■ RAW RECORDS ■
--
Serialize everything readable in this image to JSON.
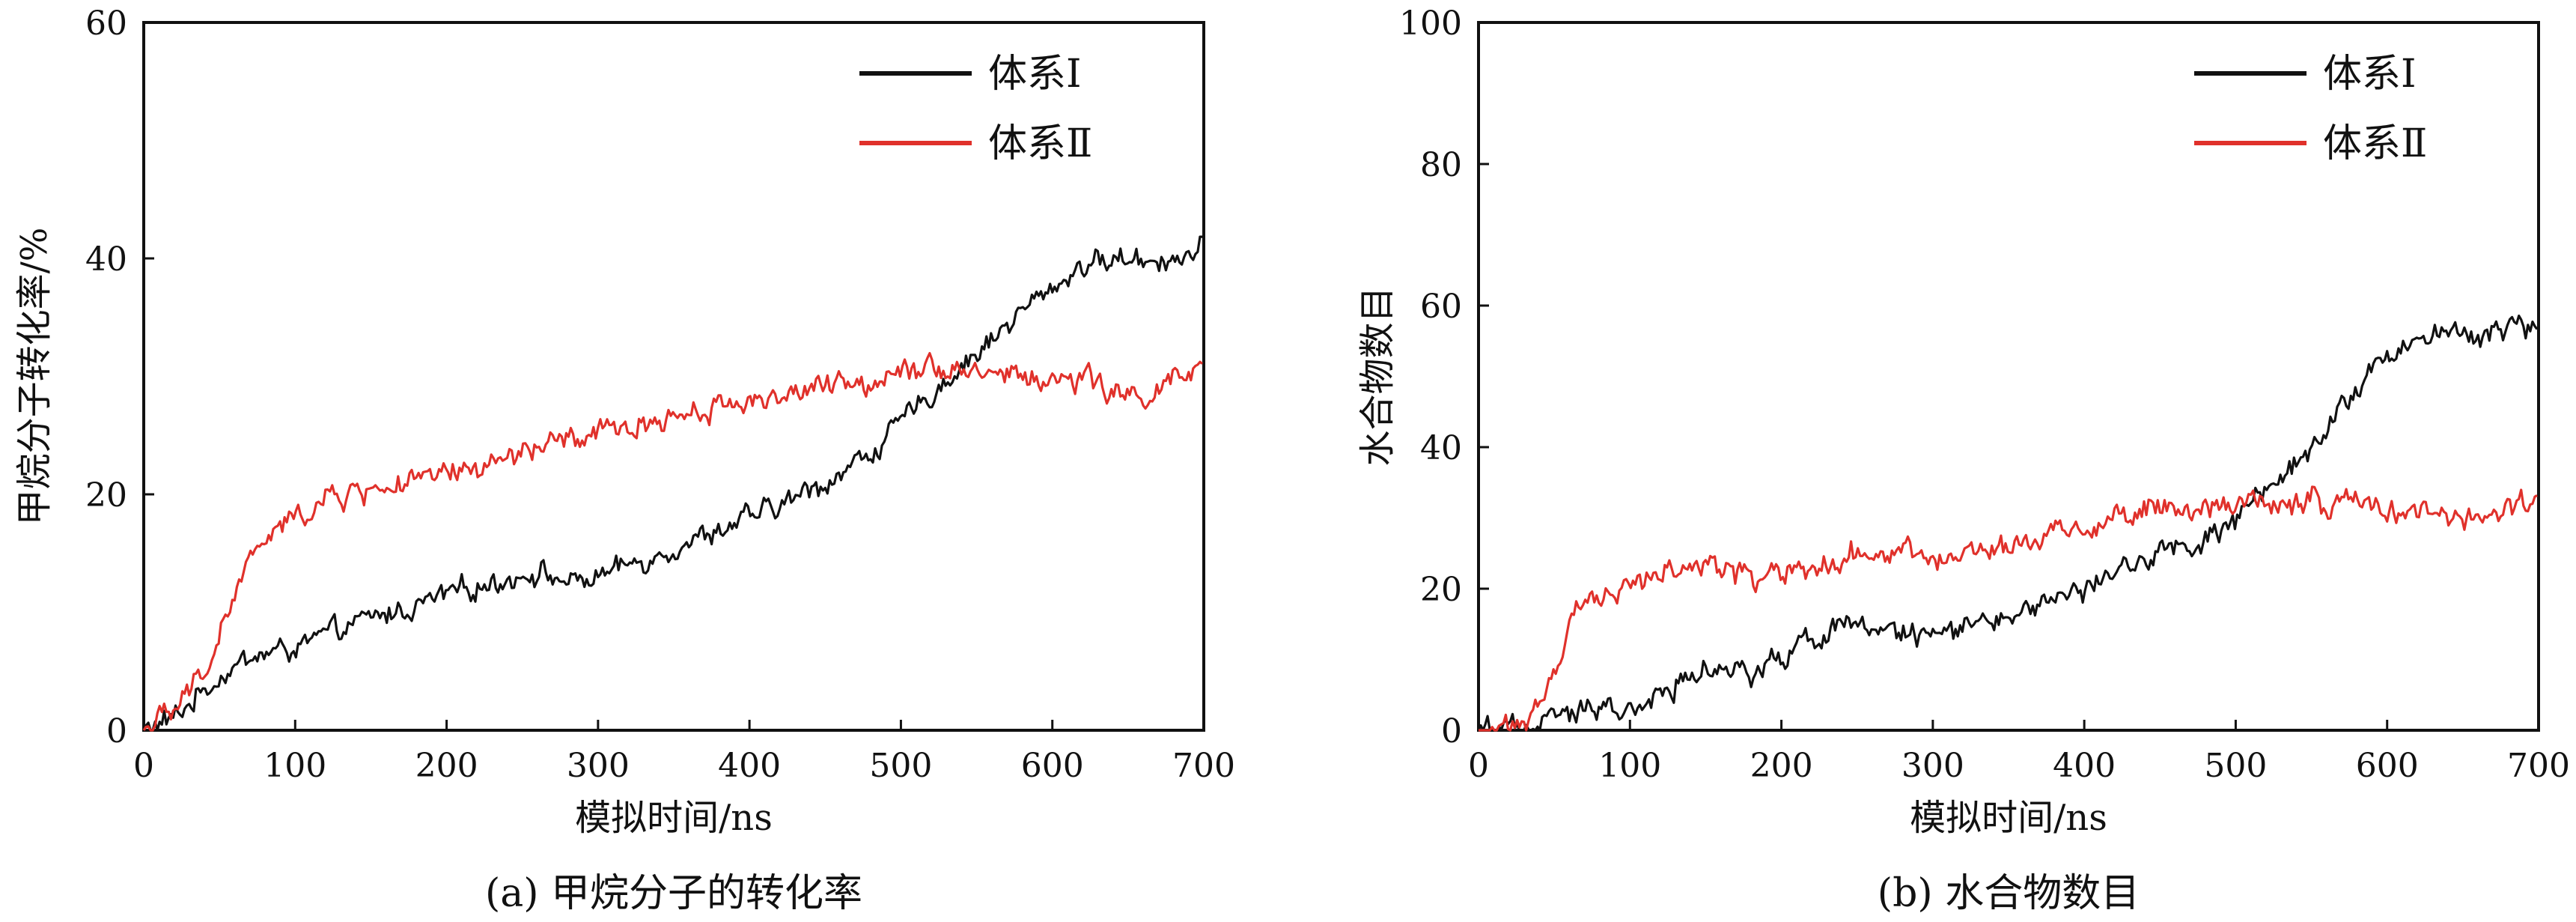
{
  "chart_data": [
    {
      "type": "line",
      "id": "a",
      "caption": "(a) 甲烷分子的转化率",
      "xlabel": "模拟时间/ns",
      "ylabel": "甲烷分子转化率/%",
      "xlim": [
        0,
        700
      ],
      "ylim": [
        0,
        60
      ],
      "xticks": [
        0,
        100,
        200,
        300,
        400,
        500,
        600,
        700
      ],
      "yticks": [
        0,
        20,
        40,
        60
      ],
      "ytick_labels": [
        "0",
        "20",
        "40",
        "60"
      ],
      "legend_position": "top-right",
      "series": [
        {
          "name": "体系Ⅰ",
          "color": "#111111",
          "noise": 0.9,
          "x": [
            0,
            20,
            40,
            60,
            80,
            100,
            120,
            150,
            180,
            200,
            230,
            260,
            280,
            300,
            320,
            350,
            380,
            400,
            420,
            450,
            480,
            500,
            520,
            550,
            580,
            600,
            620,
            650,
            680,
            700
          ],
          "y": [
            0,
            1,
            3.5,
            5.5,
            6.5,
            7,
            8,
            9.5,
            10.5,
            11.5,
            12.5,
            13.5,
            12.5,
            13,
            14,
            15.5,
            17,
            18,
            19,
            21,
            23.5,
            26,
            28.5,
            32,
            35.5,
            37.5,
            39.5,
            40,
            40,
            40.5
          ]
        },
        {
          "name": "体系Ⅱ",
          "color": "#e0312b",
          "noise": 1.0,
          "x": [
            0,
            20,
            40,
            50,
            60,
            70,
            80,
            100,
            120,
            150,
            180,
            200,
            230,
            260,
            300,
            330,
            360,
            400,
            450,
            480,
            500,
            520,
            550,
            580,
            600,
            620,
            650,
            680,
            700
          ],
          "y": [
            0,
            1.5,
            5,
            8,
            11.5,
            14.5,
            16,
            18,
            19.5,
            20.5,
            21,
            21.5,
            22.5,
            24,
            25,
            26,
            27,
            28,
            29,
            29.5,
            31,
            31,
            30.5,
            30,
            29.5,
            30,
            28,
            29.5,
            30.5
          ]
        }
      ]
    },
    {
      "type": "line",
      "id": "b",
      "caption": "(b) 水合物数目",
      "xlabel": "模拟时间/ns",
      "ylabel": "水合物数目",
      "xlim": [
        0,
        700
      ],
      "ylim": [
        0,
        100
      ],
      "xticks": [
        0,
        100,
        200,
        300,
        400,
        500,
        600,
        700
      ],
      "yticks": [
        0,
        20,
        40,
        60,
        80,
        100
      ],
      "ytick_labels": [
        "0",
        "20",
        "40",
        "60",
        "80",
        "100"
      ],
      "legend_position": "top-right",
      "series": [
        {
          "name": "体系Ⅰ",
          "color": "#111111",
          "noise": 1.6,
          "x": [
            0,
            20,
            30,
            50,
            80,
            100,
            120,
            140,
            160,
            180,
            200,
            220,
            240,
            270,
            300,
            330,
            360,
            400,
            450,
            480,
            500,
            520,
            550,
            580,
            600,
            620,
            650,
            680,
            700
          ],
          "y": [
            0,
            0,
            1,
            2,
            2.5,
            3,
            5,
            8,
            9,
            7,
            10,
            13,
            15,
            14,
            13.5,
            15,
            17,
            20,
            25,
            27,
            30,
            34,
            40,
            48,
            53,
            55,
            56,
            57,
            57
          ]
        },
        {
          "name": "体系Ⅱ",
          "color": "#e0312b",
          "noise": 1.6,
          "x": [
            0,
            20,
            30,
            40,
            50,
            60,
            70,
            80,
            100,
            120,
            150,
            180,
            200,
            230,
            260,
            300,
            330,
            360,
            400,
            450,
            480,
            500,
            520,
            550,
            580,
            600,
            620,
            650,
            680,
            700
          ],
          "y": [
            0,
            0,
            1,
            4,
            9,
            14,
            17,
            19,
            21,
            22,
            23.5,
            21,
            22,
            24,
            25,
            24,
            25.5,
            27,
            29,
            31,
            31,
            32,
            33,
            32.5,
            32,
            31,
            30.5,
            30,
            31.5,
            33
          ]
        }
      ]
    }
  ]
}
--
■ EXERCISE ■
Extract the text of all the records above verbatim, excluding pictures.

■ SOLUTION FOR THIS EXERCISE ■
Serialize everything readable in this image to JSON.
{
  "chart_data": [
    {
      "type": "line",
      "id": "a",
      "caption": "(a) 甲烷分子的转化率",
      "xlabel": "模拟时间/ns",
      "ylabel": "甲烷分子转化率/%",
      "xlim": [
        0,
        700
      ],
      "ylim": [
        0,
        60
      ],
      "xticks": [
        0,
        100,
        200,
        300,
        400,
        500,
        600,
        700
      ],
      "yticks": [
        0,
        20,
        40,
        60
      ],
      "ytick_labels": [
        "0",
        "20",
        "40",
        "60"
      ],
      "legend_position": "top-right",
      "series": [
        {
          "name": "体系Ⅰ",
          "color": "#111111",
          "noise": 0.9,
          "x": [
            0,
            20,
            40,
            60,
            80,
            100,
            120,
            150,
            180,
            200,
            230,
            260,
            280,
            300,
            320,
            350,
            380,
            400,
            420,
            450,
            480,
            500,
            520,
            550,
            580,
            600,
            620,
            650,
            680,
            700
          ],
          "y": [
            0,
            1,
            3.5,
            5.5,
            6.5,
            7,
            8,
            9.5,
            10.5,
            11.5,
            12.5,
            13.5,
            12.5,
            13,
            14,
            15.5,
            17,
            18,
            19,
            21,
            23.5,
            26,
            28.5,
            32,
            35.5,
            37.5,
            39.5,
            40,
            40,
            40.5
          ]
        },
        {
          "name": "体系Ⅱ",
          "color": "#e0312b",
          "noise": 1.0,
          "x": [
            0,
            20,
            40,
            50,
            60,
            70,
            80,
            100,
            120,
            150,
            180,
            200,
            230,
            260,
            300,
            330,
            360,
            400,
            450,
            480,
            500,
            520,
            550,
            580,
            600,
            620,
            650,
            680,
            700
          ],
          "y": [
            0,
            1.5,
            5,
            8,
            11.5,
            14.5,
            16,
            18,
            19.5,
            20.5,
            21,
            21.5,
            22.5,
            24,
            25,
            26,
            27,
            28,
            29,
            29.5,
            31,
            31,
            30.5,
            30,
            29.5,
            30,
            28,
            29.5,
            30.5
          ]
        }
      ]
    },
    {
      "type": "line",
      "id": "b",
      "caption": "(b) 水合物数目",
      "xlabel": "模拟时间/ns",
      "ylabel": "水合物数目",
      "xlim": [
        0,
        700
      ],
      "ylim": [
        0,
        100
      ],
      "xticks": [
        0,
        100,
        200,
        300,
        400,
        500,
        600,
        700
      ],
      "yticks": [
        0,
        20,
        40,
        60,
        80,
        100
      ],
      "ytick_labels": [
        "0",
        "20",
        "40",
        "60",
        "80",
        "100"
      ],
      "legend_position": "top-right",
      "series": [
        {
          "name": "体系Ⅰ",
          "color": "#111111",
          "noise": 1.6,
          "x": [
            0,
            20,
            30,
            50,
            80,
            100,
            120,
            140,
            160,
            180,
            200,
            220,
            240,
            270,
            300,
            330,
            360,
            400,
            450,
            480,
            500,
            520,
            550,
            580,
            600,
            620,
            650,
            680,
            700
          ],
          "y": [
            0,
            0,
            1,
            2,
            2.5,
            3,
            5,
            8,
            9,
            7,
            10,
            13,
            15,
            14,
            13.5,
            15,
            17,
            20,
            25,
            27,
            30,
            34,
            40,
            48,
            53,
            55,
            56,
            57,
            57
          ]
        },
        {
          "name": "体系Ⅱ",
          "color": "#e0312b",
          "noise": 1.6,
          "x": [
            0,
            20,
            30,
            40,
            50,
            60,
            70,
            80,
            100,
            120,
            150,
            180,
            200,
            230,
            260,
            300,
            330,
            360,
            400,
            450,
            480,
            500,
            520,
            550,
            580,
            600,
            620,
            650,
            680,
            700
          ],
          "y": [
            0,
            0,
            1,
            4,
            9,
            14,
            17,
            19,
            21,
            22,
            23.5,
            21,
            22,
            24,
            25,
            24,
            25.5,
            27,
            29,
            31,
            31,
            32,
            33,
            32.5,
            32,
            31,
            30.5,
            30,
            31.5,
            33
          ]
        }
      ]
    }
  ]
}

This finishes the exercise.